--- Exercise instructions ---
Give the number of lines containing the word "Japanese" and nothing more.

--- Data to use ---
* Start *

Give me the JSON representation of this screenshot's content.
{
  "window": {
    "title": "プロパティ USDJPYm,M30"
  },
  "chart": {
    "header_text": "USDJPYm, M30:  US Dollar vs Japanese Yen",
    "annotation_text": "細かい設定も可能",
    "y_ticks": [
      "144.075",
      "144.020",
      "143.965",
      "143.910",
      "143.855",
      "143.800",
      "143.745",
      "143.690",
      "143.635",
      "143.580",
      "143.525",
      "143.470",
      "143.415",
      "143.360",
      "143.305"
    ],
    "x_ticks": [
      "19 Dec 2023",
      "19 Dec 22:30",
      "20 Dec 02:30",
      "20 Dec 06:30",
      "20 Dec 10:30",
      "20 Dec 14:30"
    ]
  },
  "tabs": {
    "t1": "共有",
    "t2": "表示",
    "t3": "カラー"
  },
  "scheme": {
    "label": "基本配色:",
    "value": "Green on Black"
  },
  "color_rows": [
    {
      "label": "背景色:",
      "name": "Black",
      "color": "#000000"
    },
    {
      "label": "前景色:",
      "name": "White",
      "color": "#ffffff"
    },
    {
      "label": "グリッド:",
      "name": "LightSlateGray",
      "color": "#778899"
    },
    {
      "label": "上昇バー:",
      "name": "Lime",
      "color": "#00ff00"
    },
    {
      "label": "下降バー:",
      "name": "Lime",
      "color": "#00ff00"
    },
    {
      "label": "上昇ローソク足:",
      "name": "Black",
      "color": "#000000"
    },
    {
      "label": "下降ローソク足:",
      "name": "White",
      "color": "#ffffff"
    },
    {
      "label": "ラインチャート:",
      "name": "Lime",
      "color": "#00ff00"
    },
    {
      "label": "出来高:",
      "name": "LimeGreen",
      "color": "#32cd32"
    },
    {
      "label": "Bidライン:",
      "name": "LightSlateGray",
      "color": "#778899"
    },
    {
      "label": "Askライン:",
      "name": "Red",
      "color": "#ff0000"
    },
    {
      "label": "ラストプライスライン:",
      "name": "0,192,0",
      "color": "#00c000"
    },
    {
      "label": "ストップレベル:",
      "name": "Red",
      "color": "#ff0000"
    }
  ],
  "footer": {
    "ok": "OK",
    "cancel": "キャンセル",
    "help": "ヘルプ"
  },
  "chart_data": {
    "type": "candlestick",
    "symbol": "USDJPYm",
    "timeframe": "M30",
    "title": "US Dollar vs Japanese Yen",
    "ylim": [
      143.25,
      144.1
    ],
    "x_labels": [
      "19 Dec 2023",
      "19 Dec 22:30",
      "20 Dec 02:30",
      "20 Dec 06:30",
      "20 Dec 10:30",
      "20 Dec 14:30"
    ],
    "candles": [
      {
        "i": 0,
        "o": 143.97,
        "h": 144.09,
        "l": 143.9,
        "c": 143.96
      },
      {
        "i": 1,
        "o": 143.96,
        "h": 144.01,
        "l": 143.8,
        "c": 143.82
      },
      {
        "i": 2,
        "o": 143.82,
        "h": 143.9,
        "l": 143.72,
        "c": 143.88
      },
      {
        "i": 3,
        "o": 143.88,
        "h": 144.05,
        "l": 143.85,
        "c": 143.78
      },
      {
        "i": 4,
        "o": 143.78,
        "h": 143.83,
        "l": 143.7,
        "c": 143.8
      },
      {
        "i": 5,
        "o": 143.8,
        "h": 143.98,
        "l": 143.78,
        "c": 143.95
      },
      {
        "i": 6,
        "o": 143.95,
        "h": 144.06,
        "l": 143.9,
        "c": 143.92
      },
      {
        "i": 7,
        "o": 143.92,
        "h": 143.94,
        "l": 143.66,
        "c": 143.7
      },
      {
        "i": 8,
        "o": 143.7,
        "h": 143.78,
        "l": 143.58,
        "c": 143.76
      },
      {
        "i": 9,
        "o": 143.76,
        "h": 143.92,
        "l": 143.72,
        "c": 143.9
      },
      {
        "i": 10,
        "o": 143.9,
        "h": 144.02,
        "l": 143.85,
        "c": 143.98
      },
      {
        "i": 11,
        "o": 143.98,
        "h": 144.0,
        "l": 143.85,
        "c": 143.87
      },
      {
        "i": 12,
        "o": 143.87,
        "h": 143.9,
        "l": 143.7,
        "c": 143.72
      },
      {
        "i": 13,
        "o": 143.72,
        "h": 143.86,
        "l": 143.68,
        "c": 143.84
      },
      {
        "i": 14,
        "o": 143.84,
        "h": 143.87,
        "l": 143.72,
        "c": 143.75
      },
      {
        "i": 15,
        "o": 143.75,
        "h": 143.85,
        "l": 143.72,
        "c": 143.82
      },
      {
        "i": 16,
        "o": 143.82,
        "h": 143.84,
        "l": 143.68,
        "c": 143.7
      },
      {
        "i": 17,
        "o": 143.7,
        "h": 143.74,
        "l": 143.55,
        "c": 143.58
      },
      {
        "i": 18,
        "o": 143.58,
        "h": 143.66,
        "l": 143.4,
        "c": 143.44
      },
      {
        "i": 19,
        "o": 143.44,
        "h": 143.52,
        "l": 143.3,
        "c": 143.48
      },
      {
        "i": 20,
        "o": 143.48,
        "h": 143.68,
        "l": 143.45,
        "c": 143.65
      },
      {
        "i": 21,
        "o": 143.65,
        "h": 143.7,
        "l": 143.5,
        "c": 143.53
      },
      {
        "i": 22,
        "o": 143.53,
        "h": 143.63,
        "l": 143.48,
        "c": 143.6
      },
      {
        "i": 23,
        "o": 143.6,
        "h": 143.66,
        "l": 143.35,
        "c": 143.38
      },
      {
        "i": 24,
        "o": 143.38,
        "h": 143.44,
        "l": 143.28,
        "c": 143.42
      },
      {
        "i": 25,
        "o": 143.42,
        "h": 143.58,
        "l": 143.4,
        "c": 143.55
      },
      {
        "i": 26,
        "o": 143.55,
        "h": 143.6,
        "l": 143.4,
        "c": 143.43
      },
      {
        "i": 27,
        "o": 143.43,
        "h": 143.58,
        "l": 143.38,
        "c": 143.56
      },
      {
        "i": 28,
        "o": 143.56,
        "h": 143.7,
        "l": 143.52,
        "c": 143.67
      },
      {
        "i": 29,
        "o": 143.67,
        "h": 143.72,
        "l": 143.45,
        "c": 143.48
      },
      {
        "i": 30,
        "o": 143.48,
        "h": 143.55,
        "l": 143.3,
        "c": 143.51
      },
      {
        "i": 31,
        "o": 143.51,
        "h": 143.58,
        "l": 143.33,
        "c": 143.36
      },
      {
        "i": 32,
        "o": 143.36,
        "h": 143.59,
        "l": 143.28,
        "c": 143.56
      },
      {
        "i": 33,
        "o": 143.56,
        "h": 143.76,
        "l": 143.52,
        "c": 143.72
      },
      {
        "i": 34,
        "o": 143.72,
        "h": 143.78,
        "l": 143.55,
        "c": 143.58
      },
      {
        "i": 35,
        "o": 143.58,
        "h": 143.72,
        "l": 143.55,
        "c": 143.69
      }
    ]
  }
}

* End *

--- Written solution ---
2